Where the data below has the string "parse", return the whole line.

====

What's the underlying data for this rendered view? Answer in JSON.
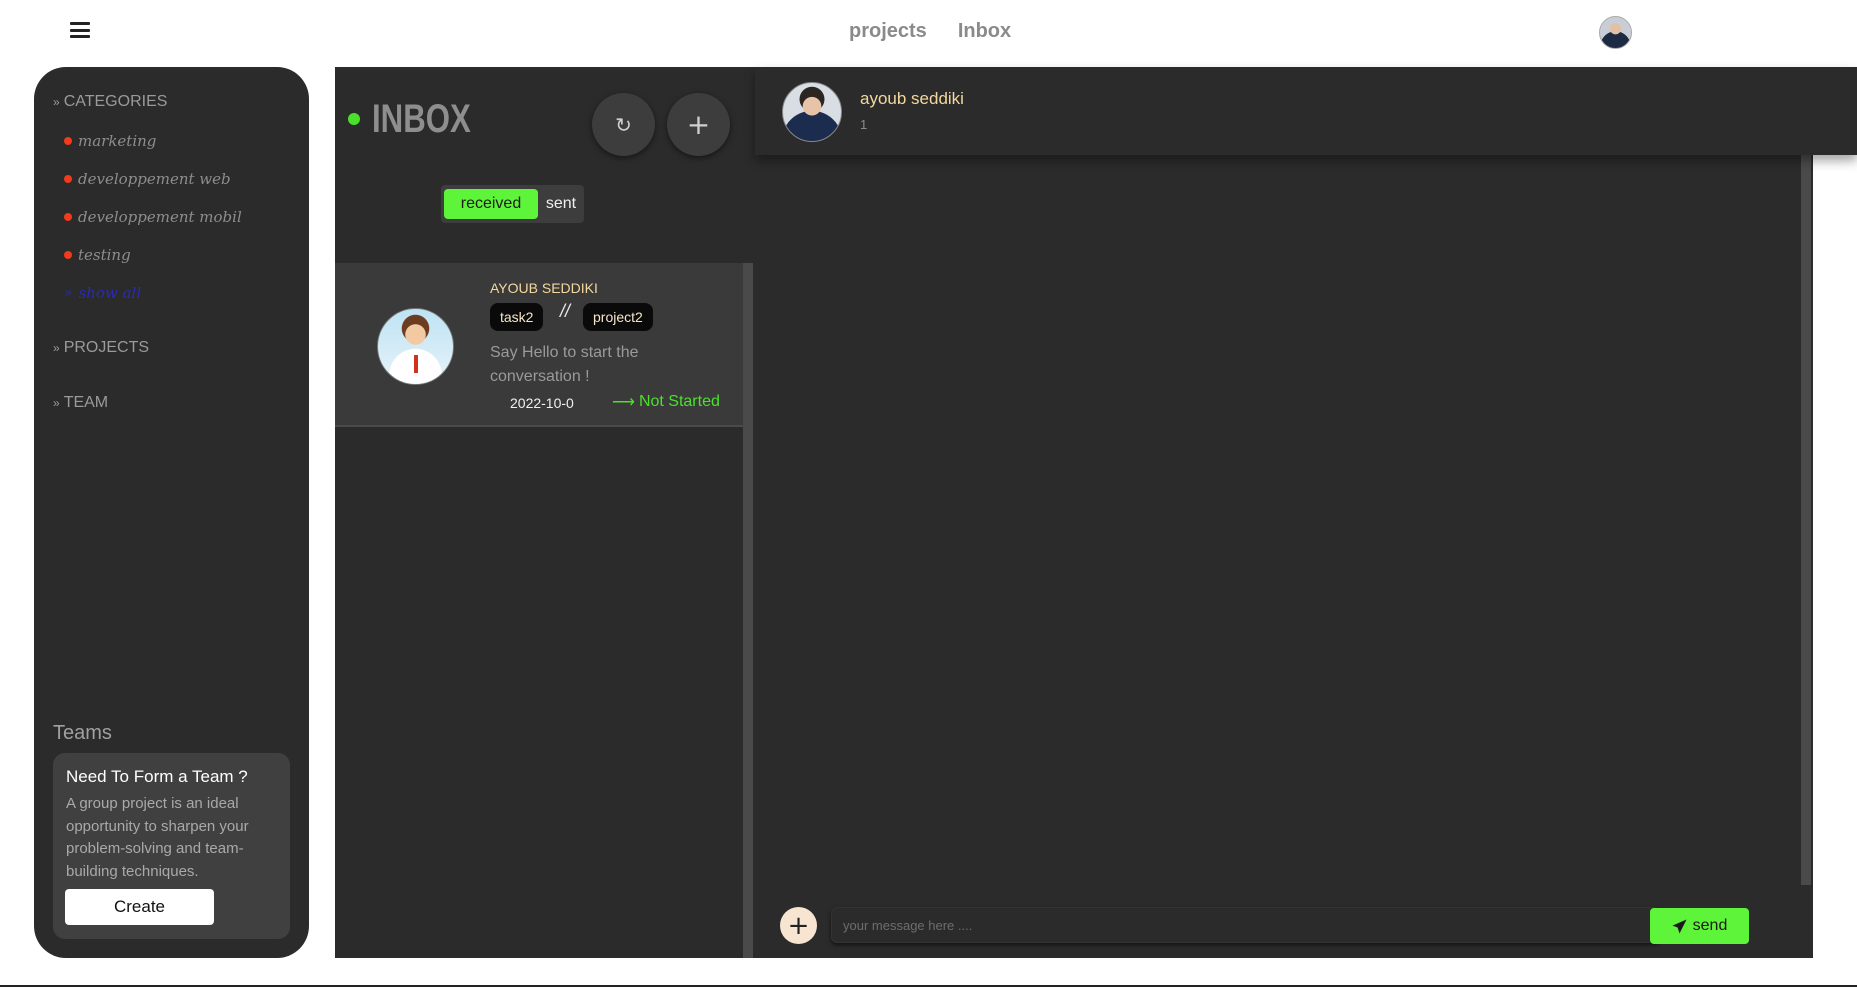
{
  "topnav": {
    "projects": "projects",
    "inbox": "Inbox"
  },
  "sidebar": {
    "categories_title": "CATEGORIES",
    "categories": [
      "marketing",
      "developpement web",
      "developpement mobil",
      "testing"
    ],
    "show_all": "show all",
    "projects_title": "PROJECTS",
    "team_title": "TEAM",
    "teams_label": "Teams",
    "team_card": {
      "title": "Need To Form a Team ?",
      "body": "A group project is an ideal opportunity to sharpen your problem-solving and team-building techniques.",
      "button": "Create"
    }
  },
  "inbox": {
    "title": "INBOX",
    "refresh_icon": "↻",
    "add_icon": "+",
    "toggle": {
      "received": "received",
      "sent": "sent"
    },
    "messages": [
      {
        "name": "AYOUB SEDDIKI",
        "task": "task2",
        "separator": "//",
        "project": "project2",
        "preview": "Say Hello to start the conversation !",
        "date": "2022-10-0",
        "status": "Not Started"
      }
    ]
  },
  "chat": {
    "name": "ayoub seddiki",
    "sub": "1",
    "input_placeholder": "your message here ....",
    "send_label": "send"
  },
  "colors": {
    "accent_green": "#5ef43a",
    "status_green": "#4be12a",
    "category_dot": "#f23a1d",
    "panel_bg": "#2b2b2b",
    "name_gold": "#f3d89e"
  }
}
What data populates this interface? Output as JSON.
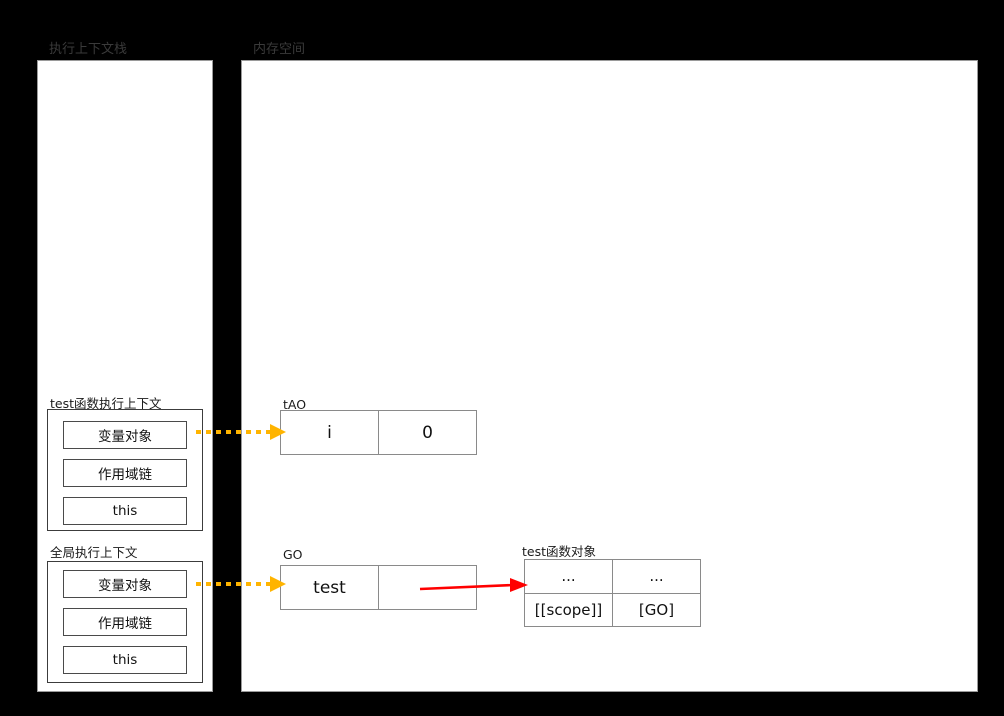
{
  "panels": {
    "stack": {
      "label": "执行上下文栈"
    },
    "memory": {
      "label": "内存空间"
    }
  },
  "execution_contexts": [
    {
      "name": "test-function-context",
      "label": "test函数执行上下文",
      "slots": [
        "变量对象",
        "作用域链",
        "this"
      ]
    },
    {
      "name": "global-context",
      "label": "全局执行上下文",
      "slots": [
        "变量对象",
        "作用域链",
        "this"
      ]
    }
  ],
  "memory_objects": [
    {
      "name": "tAO",
      "label": "tAO",
      "rows": [
        [
          "i",
          "0"
        ]
      ]
    },
    {
      "name": "GO",
      "label": "GO",
      "rows": [
        [
          "test",
          ""
        ]
      ]
    },
    {
      "name": "test-function-object",
      "label": "test函数对象",
      "rows": [
        [
          "...",
          "..."
        ],
        [
          "[[scope]]",
          "[GO]"
        ]
      ]
    }
  ],
  "arrows": [
    {
      "name": "test-vo-to-tao",
      "style": "dotted",
      "color": "#ffb400",
      "from": "变量对象",
      "to": "tAO"
    },
    {
      "name": "global-vo-to-go",
      "style": "dotted",
      "color": "#ffb400",
      "from": "变量对象",
      "to": "GO"
    },
    {
      "name": "go-test-to-function-object",
      "style": "solid",
      "color": "#ff0000",
      "from": "test",
      "to": "test函数对象"
    }
  ],
  "colors": {
    "background": "#000000",
    "panel_background": "#ffffff",
    "panel_border": "#9a9a9a",
    "dotted_arrow": "#ffb400",
    "solid_arrow": "#ff0000",
    "panel_label_text": "#3a3a3a",
    "body_text": "#111111"
  }
}
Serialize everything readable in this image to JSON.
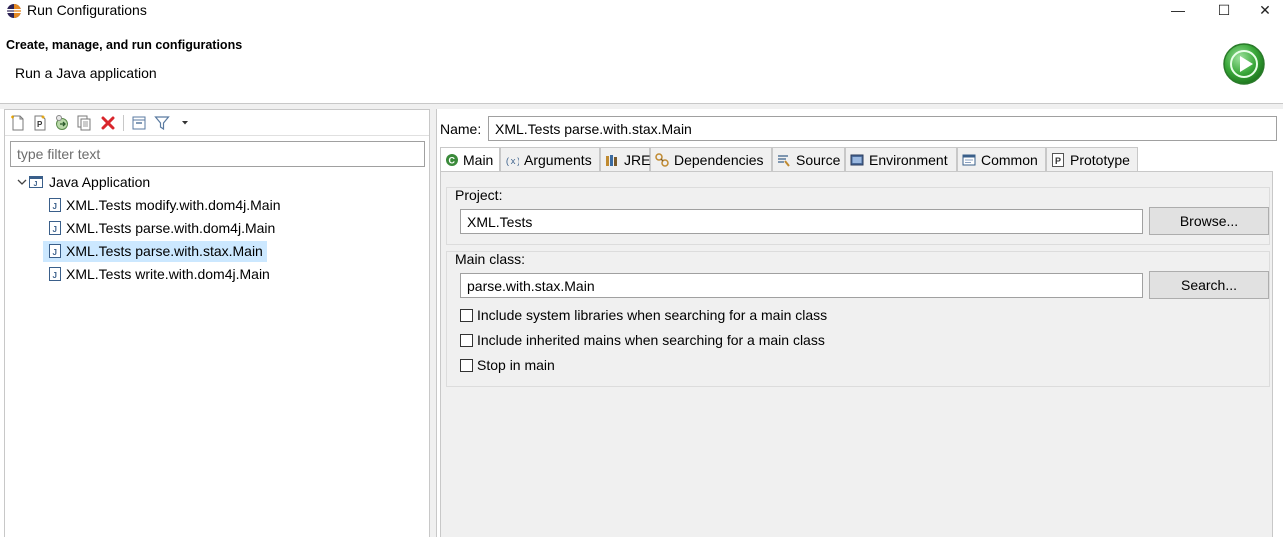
{
  "window": {
    "title": "Run Configurations",
    "minimize": "—",
    "maximize": "☐",
    "close": "✕"
  },
  "header": {
    "title": "Create, manage, and run configurations",
    "message": "Run a Java application"
  },
  "left": {
    "filter_placeholder": "type filter text",
    "toolbar": [
      "new-launch-configuration-icon",
      "new-prototype-icon",
      "export-icon",
      "duplicate-icon",
      "delete-icon",
      "collapse-all-icon",
      "filter-icon",
      "view-menu-icon"
    ],
    "tree": {
      "root": "Java Application",
      "items": [
        "XML.Tests modify.with.dom4j.Main",
        "XML.Tests parse.with.dom4j.Main",
        "XML.Tests parse.with.stax.Main",
        "XML.Tests write.with.dom4j.Main"
      ],
      "selected_index": 2
    }
  },
  "right": {
    "name_label": "Name:",
    "name_value": "XML.Tests parse.with.stax.Main",
    "tabs": [
      "Main",
      "Arguments",
      "JRE",
      "Dependencies",
      "Source",
      "Environment",
      "Common",
      "Prototype"
    ],
    "active_tab": "Main",
    "project_label": "Project:",
    "project_value": "XML.Tests",
    "browse_button": "Browse...",
    "main_class_label": "Main class:",
    "main_class_value": "parse.with.stax.Main",
    "search_button": "Search...",
    "checkboxes": [
      {
        "label": "Include system libraries when searching for a main class",
        "checked": false
      },
      {
        "label": "Include inherited mains when searching for a main class",
        "checked": false
      },
      {
        "label": "Stop in main",
        "checked": false
      }
    ]
  },
  "colors": {
    "selection": "#cce8ff",
    "run_green": "#3aa83a",
    "delete_red": "#d9262c"
  }
}
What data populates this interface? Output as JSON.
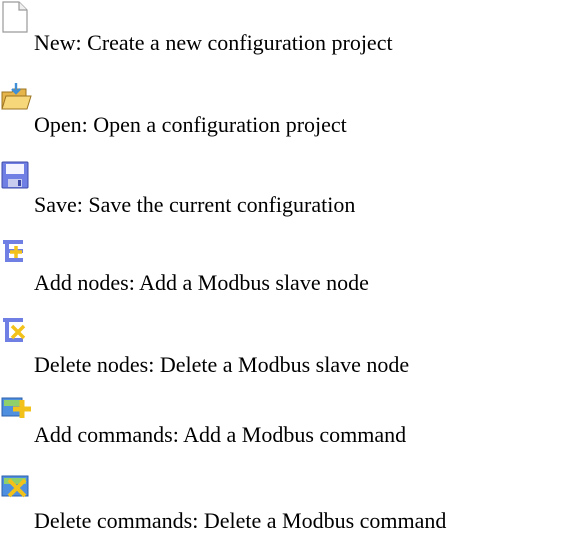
{
  "items": [
    {
      "icon": "new-document-icon",
      "text": "New: Create a new configuration project"
    },
    {
      "icon": "open-folder-icon",
      "text": "Open: Open a configuration project"
    },
    {
      "icon": "save-disk-icon",
      "text": "Save: Save the current configuration"
    },
    {
      "icon": "add-node-icon",
      "text": "Add nodes: Add a Modbus slave node"
    },
    {
      "icon": "delete-node-icon",
      "text": "Delete nodes: Delete a Modbus slave node"
    },
    {
      "icon": "add-command-icon",
      "text": "Add commands: Add a Modbus command"
    },
    {
      "icon": "delete-command-icon",
      "text": "Delete commands: Delete a Modbus command"
    }
  ],
  "colors": {
    "text": "#000000",
    "icon_blue": "#6f7fe3",
    "icon_yellow": "#f2c21a",
    "icon_green": "#4fa83a"
  }
}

====

## ANSWER
        "XML.Tests parse.with.dom4j.Main",
        "XML.Tests parse.with.stax.Main",
    "name_value": "XML.Tests parse.with.stax.Main",
    "main_class_value": "parse.with.stax.Main",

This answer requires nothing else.